MATERIAL FOR THIS EXERCISE —
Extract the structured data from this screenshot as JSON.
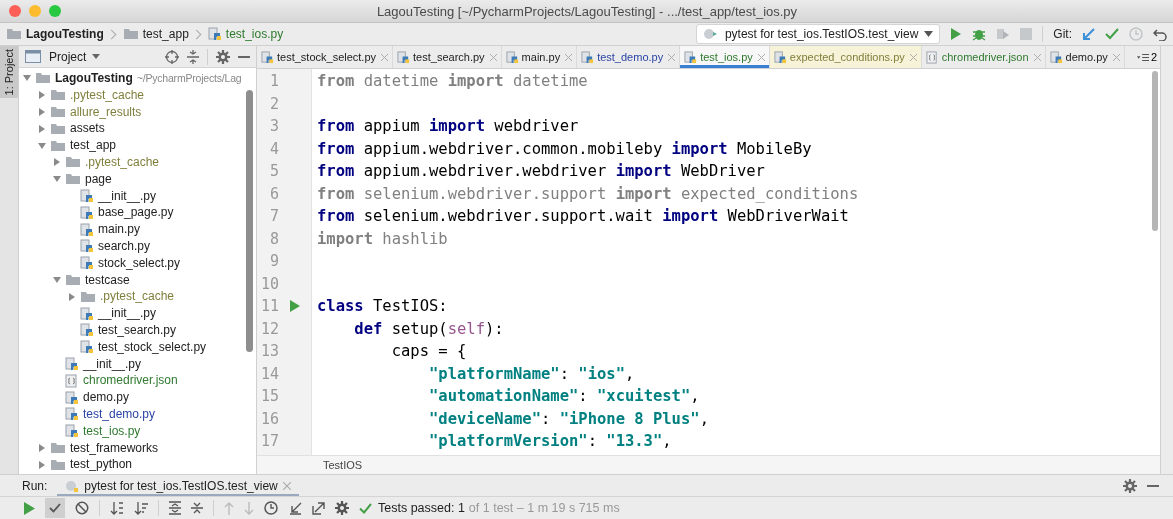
{
  "window": {
    "title": "LagouTesting [~/PycharmProjects/LagouTesting] - .../test_app/test_ios.py"
  },
  "breadcrumbs": [
    {
      "label": "LagouTesting",
      "kind": "root"
    },
    {
      "label": "test_app",
      "kind": "folder"
    },
    {
      "label": "test_ios.py",
      "kind": "file"
    }
  ],
  "run_config": {
    "label": "pytest for test_ios.TestIOS.test_view"
  },
  "git": {
    "label": "Git:"
  },
  "tool_stripe": {
    "label": "1: Project"
  },
  "project_panel": {
    "title": "Project",
    "tree": [
      {
        "label": "LagouTesting",
        "hint": "~/PycharmProjects/Lag",
        "kind": "folder",
        "expanded": true,
        "color": "#222222",
        "children": [
          {
            "label": ".pytest_cache",
            "kind": "folder",
            "expanded": false,
            "color": "#7f7f3c"
          },
          {
            "label": "allure_results",
            "kind": "folder",
            "expanded": false,
            "color": "#7f7f3c"
          },
          {
            "label": "assets",
            "kind": "folder",
            "expanded": false,
            "color": "#222222"
          },
          {
            "label": "test_app",
            "kind": "folder",
            "expanded": true,
            "color": "#222222",
            "children": [
              {
                "label": ".pytest_cache",
                "kind": "folder",
                "expanded": false,
                "color": "#7f7f3c"
              },
              {
                "label": "page",
                "kind": "folder",
                "expanded": true,
                "color": "#222222",
                "children": [
                  {
                    "label": "__init__.py",
                    "kind": "py",
                    "color": "#222222"
                  },
                  {
                    "label": "base_page.py",
                    "kind": "py",
                    "color": "#222222"
                  },
                  {
                    "label": "main.py",
                    "kind": "py",
                    "color": "#222222"
                  },
                  {
                    "label": "search.py",
                    "kind": "py",
                    "color": "#222222"
                  },
                  {
                    "label": "stock_select.py",
                    "kind": "py",
                    "color": "#222222"
                  }
                ]
              },
              {
                "label": "testcase",
                "kind": "folder",
                "expanded": true,
                "color": "#222222",
                "children": [
                  {
                    "label": ".pytest_cache",
                    "kind": "folder",
                    "expanded": false,
                    "color": "#7f7f3c"
                  },
                  {
                    "label": "__init__.py",
                    "kind": "py",
                    "color": "#222222"
                  },
                  {
                    "label": "test_search.py",
                    "kind": "py",
                    "color": "#222222"
                  },
                  {
                    "label": "test_stock_select.py",
                    "kind": "py",
                    "color": "#222222"
                  }
                ]
              },
              {
                "label": "__init__.py",
                "kind": "py",
                "color": "#222222"
              },
              {
                "label": "chromedriver.json",
                "kind": "json",
                "color": "#2f7a2f"
              },
              {
                "label": "demo.py",
                "kind": "py",
                "color": "#222222"
              },
              {
                "label": "test_demo.py",
                "kind": "py",
                "color": "#2b44a6"
              },
              {
                "label": "test_ios.py",
                "kind": "py",
                "color": "#2f7a2f"
              }
            ]
          },
          {
            "label": "test_frameworks",
            "kind": "folder",
            "expanded": false,
            "color": "#222222"
          },
          {
            "label": "test_python",
            "kind": "folder",
            "expanded": false,
            "color": "#222222"
          }
        ]
      }
    ]
  },
  "tabs": [
    {
      "label": "test_stock_select.py",
      "kind": "py",
      "color": "#222222",
      "highlighted": false,
      "selected": false
    },
    {
      "label": "test_search.py",
      "kind": "py",
      "color": "#222222",
      "highlighted": false,
      "selected": false
    },
    {
      "label": "main.py",
      "kind": "py",
      "color": "#222222",
      "highlighted": false,
      "selected": false
    },
    {
      "label": "test_demo.py",
      "kind": "py",
      "color": "#2b44a6",
      "highlighted": false,
      "selected": false
    },
    {
      "label": "test_ios.py",
      "kind": "py",
      "color": "#2f7a2f",
      "highlighted": false,
      "selected": true
    },
    {
      "label": "expected_conditions.py",
      "kind": "py",
      "color": "#7f7f3c",
      "highlighted": true,
      "selected": false
    },
    {
      "label": "chromedriver.json",
      "kind": "json",
      "color": "#2f7a2f",
      "highlighted": false,
      "selected": false
    },
    {
      "label": "demo.py",
      "kind": "py",
      "color": "#222222",
      "highlighted": false,
      "selected": false
    }
  ],
  "tabs_overflow": {
    "count": "2"
  },
  "editor": {
    "lines": [
      {
        "number": "1",
        "tokens": [
          {
            "kind": "dimkw",
            "text": "from"
          },
          {
            "kind": "dim",
            "text": " datetime "
          },
          {
            "kind": "dimkw",
            "text": "import"
          },
          {
            "kind": "dim",
            "text": " datetime"
          }
        ]
      },
      {
        "number": "2"
      },
      {
        "number": "3",
        "tokens": [
          {
            "kind": "kw",
            "text": "from"
          },
          {
            "kind": "id",
            "text": " appium "
          },
          {
            "kind": "kw",
            "text": "import"
          },
          {
            "kind": "id",
            "text": " webdriver"
          }
        ]
      },
      {
        "number": "4",
        "tokens": [
          {
            "kind": "kw",
            "text": "from"
          },
          {
            "kind": "id",
            "text": " appium.webdriver.common.mobileby "
          },
          {
            "kind": "kw",
            "text": "import"
          },
          {
            "kind": "id",
            "text": " MobileBy"
          }
        ]
      },
      {
        "number": "5",
        "tokens": [
          {
            "kind": "kw",
            "text": "from"
          },
          {
            "kind": "id",
            "text": " appium.webdriver.webdriver "
          },
          {
            "kind": "kw",
            "text": "import"
          },
          {
            "kind": "id",
            "text": " WebDriver"
          }
        ]
      },
      {
        "number": "6",
        "tokens": [
          {
            "kind": "dimkw",
            "text": "from"
          },
          {
            "kind": "dim",
            "text": " selenium.webdriver.support "
          },
          {
            "kind": "dimkw",
            "text": "import"
          },
          {
            "kind": "dim",
            "text": " expected_conditions"
          }
        ]
      },
      {
        "number": "7",
        "tokens": [
          {
            "kind": "kw",
            "text": "from"
          },
          {
            "kind": "id",
            "text": " selenium.webdriver.support.wait "
          },
          {
            "kind": "kw",
            "text": "import"
          },
          {
            "kind": "id",
            "text": " WebDriverWait"
          }
        ]
      },
      {
        "number": "8",
        "tokens": [
          {
            "kind": "dimkw",
            "text": "import"
          },
          {
            "kind": "dim",
            "text": " hashlib"
          }
        ]
      },
      {
        "number": "9"
      },
      {
        "number": "10"
      },
      {
        "number": "11",
        "run": true,
        "tokens": [
          {
            "kind": "kw",
            "text": "class"
          },
          {
            "kind": "id",
            "text": " TestIOS:"
          }
        ]
      },
      {
        "number": "12",
        "tokens": [
          {
            "kind": "kw",
            "text": "    def"
          },
          {
            "kind": "id",
            "text": " setup("
          },
          {
            "kind": "self",
            "text": "self"
          },
          {
            "kind": "id",
            "text": "):"
          }
        ]
      },
      {
        "number": "13",
        "tokens": [
          {
            "kind": "id",
            "text": "        caps = {"
          }
        ]
      },
      {
        "number": "14",
        "tokens": [
          {
            "kind": "str",
            "text": "            \"platformName\""
          },
          {
            "kind": "id",
            "text": ": "
          },
          {
            "kind": "str",
            "text": "\"ios\""
          },
          {
            "kind": "id",
            "text": ","
          }
        ]
      },
      {
        "number": "15",
        "tokens": [
          {
            "kind": "str",
            "text": "            \"automationName\""
          },
          {
            "kind": "id",
            "text": ": "
          },
          {
            "kind": "str",
            "text": "\"xcuitest\""
          },
          {
            "kind": "id",
            "text": ","
          }
        ]
      },
      {
        "number": "16",
        "tokens": [
          {
            "kind": "str",
            "text": "            \"deviceName\""
          },
          {
            "kind": "id",
            "text": ": "
          },
          {
            "kind": "str",
            "text": "\"iPhone 8 Plus\""
          },
          {
            "kind": "id",
            "text": ","
          }
        ]
      },
      {
        "number": "17",
        "tokens": [
          {
            "kind": "str",
            "text": "            \"platformVersion\""
          },
          {
            "kind": "id",
            "text": ": "
          },
          {
            "kind": "str",
            "text": "\"13.3\""
          },
          {
            "kind": "id",
            "text": ","
          }
        ]
      }
    ],
    "breadcrumb": "TestIOS"
  },
  "run_panel": {
    "label": "Run:",
    "tab": {
      "label": "pytest for test_ios.TestIOS.test_view",
      "selected": true
    },
    "status": {
      "passed": "Tests passed: 1",
      "detail": "of 1 test – 1 m 19 s 715 ms"
    }
  }
}
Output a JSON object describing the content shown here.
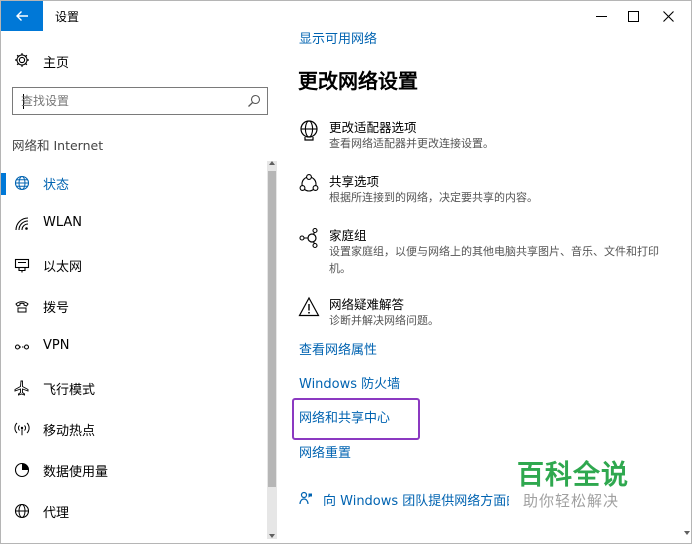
{
  "window": {
    "title": "设置",
    "controls": [
      "minimize",
      "maximize",
      "close"
    ]
  },
  "nav": {
    "home_label": "主页",
    "search_placeholder": "查找设置",
    "section_label": "网络和 Internet",
    "items": [
      {
        "label": "状态",
        "icon": "globe-icon",
        "active": true
      },
      {
        "label": "WLAN",
        "icon": "wifi-icon",
        "active": false
      },
      {
        "label": "以太网",
        "icon": "ethernet-icon",
        "active": false
      },
      {
        "label": "拨号",
        "icon": "dialup-icon",
        "active": false
      },
      {
        "label": "VPN",
        "icon": "vpn-icon",
        "active": false
      },
      {
        "label": "飞行模式",
        "icon": "airplane-icon",
        "active": false
      },
      {
        "label": "移动热点",
        "icon": "hotspot-icon",
        "active": false
      },
      {
        "label": "数据使用量",
        "icon": "data-usage-icon",
        "active": false
      },
      {
        "label": "代理",
        "icon": "proxy-globe-icon",
        "active": false
      }
    ]
  },
  "main": {
    "top_link": "显示可用网络",
    "heading": "更改网络设置",
    "settings": [
      {
        "title": "更改适配器选项",
        "desc": "查看网络适配器并更改连接设置。",
        "icon": "adapter-globe-icon"
      },
      {
        "title": "共享选项",
        "desc": "根据所连接到的网络，决定要共享的内容。",
        "icon": "sharing-icon"
      },
      {
        "title": "家庭组",
        "desc": "设置家庭组，以便与网络上的其他电脑共享图片、音乐、文件和打印机。",
        "icon": "homegroup-icon"
      },
      {
        "title": "网络疑难解答",
        "desc": "诊断并解决网络问题。",
        "icon": "warning-icon"
      }
    ],
    "links": {
      "network_properties": "查看网络属性",
      "firewall": "Windows 防火墙",
      "sharing_center": "网络和共享中心",
      "reset": "网络重置"
    },
    "feedback": "向 Windows 团队提供网络方面的反馈"
  },
  "watermark": {
    "title": "百科全说",
    "subtitle": "助你轻松解决"
  },
  "colors": {
    "accent": "#0078d7",
    "link": "#0063b1",
    "highlight_border": "#8b39c1",
    "watermark_green": "#2fa84f"
  }
}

YOUR INSTRUCTIONS — Excluding pictures, copy exactly the lines from the line containing "Output a JSON" through the last line of the data, inclusive.

RESPONSE TO THIS EXERCISE —
Output a JSON object describing the content shown here.
{
  "window": {
    "title": "设置",
    "controls": [
      "minimize",
      "maximize",
      "close"
    ]
  },
  "nav": {
    "home_label": "主页",
    "search_placeholder": "查找设置",
    "section_label": "网络和 Internet",
    "items": [
      {
        "label": "状态",
        "icon": "globe-icon",
        "active": true
      },
      {
        "label": "WLAN",
        "icon": "wifi-icon",
        "active": false
      },
      {
        "label": "以太网",
        "icon": "ethernet-icon",
        "active": false
      },
      {
        "label": "拨号",
        "icon": "dialup-icon",
        "active": false
      },
      {
        "label": "VPN",
        "icon": "vpn-icon",
        "active": false
      },
      {
        "label": "飞行模式",
        "icon": "airplane-icon",
        "active": false
      },
      {
        "label": "移动热点",
        "icon": "hotspot-icon",
        "active": false
      },
      {
        "label": "数据使用量",
        "icon": "data-usage-icon",
        "active": false
      },
      {
        "label": "代理",
        "icon": "proxy-globe-icon",
        "active": false
      }
    ]
  },
  "main": {
    "top_link": "显示可用网络",
    "heading": "更改网络设置",
    "settings": [
      {
        "title": "更改适配器选项",
        "desc": "查看网络适配器并更改连接设置。",
        "icon": "adapter-globe-icon"
      },
      {
        "title": "共享选项",
        "desc": "根据所连接到的网络，决定要共享的内容。",
        "icon": "sharing-icon"
      },
      {
        "title": "家庭组",
        "desc": "设置家庭组，以便与网络上的其他电脑共享图片、音乐、文件和打印机。",
        "icon": "homegroup-icon"
      },
      {
        "title": "网络疑难解答",
        "desc": "诊断并解决网络问题。",
        "icon": "warning-icon"
      }
    ],
    "links": {
      "network_properties": "查看网络属性",
      "firewall": "Windows 防火墙",
      "sharing_center": "网络和共享中心",
      "reset": "网络重置"
    },
    "feedback": "向 Windows 团队提供网络方面的反馈"
  },
  "watermark": {
    "title": "百科全说",
    "subtitle": "助你轻松解决"
  },
  "colors": {
    "accent": "#0078d7",
    "link": "#0063b1",
    "highlight_border": "#8b39c1",
    "watermark_green": "#2fa84f"
  }
}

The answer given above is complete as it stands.